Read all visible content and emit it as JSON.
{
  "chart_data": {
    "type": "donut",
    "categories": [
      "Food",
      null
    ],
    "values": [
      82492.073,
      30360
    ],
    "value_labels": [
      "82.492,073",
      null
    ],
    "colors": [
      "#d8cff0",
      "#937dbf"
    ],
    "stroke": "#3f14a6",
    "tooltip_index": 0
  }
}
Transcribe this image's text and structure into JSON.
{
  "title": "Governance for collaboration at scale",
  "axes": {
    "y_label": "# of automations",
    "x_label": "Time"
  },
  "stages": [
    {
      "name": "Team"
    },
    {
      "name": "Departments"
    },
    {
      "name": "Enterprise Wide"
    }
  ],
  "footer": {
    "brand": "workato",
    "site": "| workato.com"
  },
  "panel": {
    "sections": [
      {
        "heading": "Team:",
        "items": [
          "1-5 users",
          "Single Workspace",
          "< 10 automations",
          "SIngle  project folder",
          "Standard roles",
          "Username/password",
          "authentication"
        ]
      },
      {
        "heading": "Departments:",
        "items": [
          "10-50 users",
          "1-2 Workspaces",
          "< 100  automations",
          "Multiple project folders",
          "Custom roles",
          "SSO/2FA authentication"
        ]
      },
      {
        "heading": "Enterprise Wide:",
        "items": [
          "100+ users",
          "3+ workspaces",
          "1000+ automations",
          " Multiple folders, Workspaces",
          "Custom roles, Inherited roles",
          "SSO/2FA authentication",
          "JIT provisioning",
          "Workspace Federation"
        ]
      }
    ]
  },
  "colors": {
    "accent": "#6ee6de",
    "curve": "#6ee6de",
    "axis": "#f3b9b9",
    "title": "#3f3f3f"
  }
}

> **YOUR TASK**: Repeat the data above exactly.

> **RESULT OF THE TASK**:
Read all visible content and emit it as JSON.
{
  "chart_data": {
    "type": "donut",
    "categories": [
      "Food",
      null
    ],
    "values": [
      82492.073,
      30360
    ],
    "value_labels": [
      "82.492,073",
      null
    ],
    "colors": [
      "#d8cff0",
      "#937dbf"
    ],
    "stroke": "#3f14a6",
    "tooltip_index": 0
  }
}
Transcribe this image's text and structure into JSON.
{
  "title": "Governance for collaboration at scale",
  "axes": {
    "y_label": "# of automations",
    "x_label": "Time"
  },
  "stages": [
    {
      "name": "Team"
    },
    {
      "name": "Departments"
    },
    {
      "name": "Enterprise Wide"
    }
  ],
  "footer": {
    "brand": "workato",
    "site": "| workato.com"
  },
  "panel": {
    "sections": [
      {
        "heading": "Team:",
        "items": [
          "1-5 users",
          "Single Workspace",
          "< 10 automations",
          "SIngle  project folder",
          "Standard roles",
          "Username/password",
          "authentication"
        ]
      },
      {
        "heading": "Departments:",
        "items": [
          "10-50 users",
          "1-2 Workspaces",
          "< 100  automations",
          "Multiple project folders",
          "Custom roles",
          "SSO/2FA authentication"
        ]
      },
      {
        "heading": "Enterprise Wide:",
        "items": [
          "100+ users",
          "3+ workspaces",
          "1000+ automations",
          " Multiple folders, Workspaces",
          "Custom roles, Inherited roles",
          "SSO/2FA authentication",
          "JIT provisioning",
          "Workspace Federation"
        ]
      }
    ]
  },
  "colors": {
    "accent": "#6ee6de",
    "curve": "#6ee6de",
    "axis": "#f3b9b9",
    "title": "#3f3f3f"
  }
}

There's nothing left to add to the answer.